• Stored rows:
<<<<

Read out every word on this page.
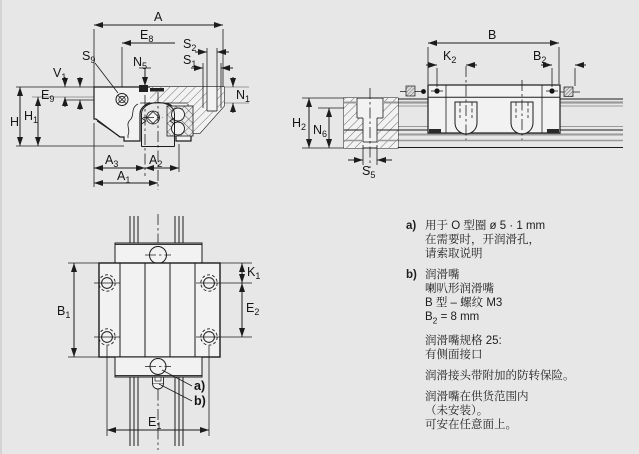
A
$E_8$ $S_2$
$S_1$
$S_9$	$N_5$
$V_1$
$E_9$
H $H_1$
$N_1$
$A_3$ $A_2$
$A_1$
B
$K_2$	$B_2$
$H_2$ $N_6$
$S_5$
$B_1$
$K_1$
$E_2$
$E_1$
a)
b)
a) 用于 O 型圈 ø 5 · 1 mm

在需要时，开润滑孔，

请索取说明

b) 润滑嘴

喇叭形润滑嘴

B 型 – 螺纹 M3

$B_2 = 8$ mm

润滑嘴规格 25:

有侧面接口

润滑接头带附加的防转保险。

润滑嘴在供货范围内

（未安装）。

可安在任意面上。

>>>>

• Task statement: Print out the lines exactly, skipping any picture.

• Task answer:
Read out every word on this page.
A
$E_8$ $S_2$
$S_1$
$S_9$	$N_5$
$V_1$
$E_9$
H $H_1$
$N_1$
$A_3$ $A_2$
$A_1$
B
$K_2$	$B_2$
$H_2$ $N_6$
$S_5$
$B_1$
$K_1$
$E_2$
$E_1$
a)
b)
a) 用于 O 型圈 ø 5 · 1 mm

在需要时，开润滑孔，

请索取说明

b) 润滑嘴

喇叭形润滑嘴

B 型 – 螺纹 M3

$B_2 = 8$ mm

润滑嘴规格 25:

有侧面接口

润滑接头带附加的防转保险。

润滑嘴在供货范围内

（未安装）。

可安在任意面上。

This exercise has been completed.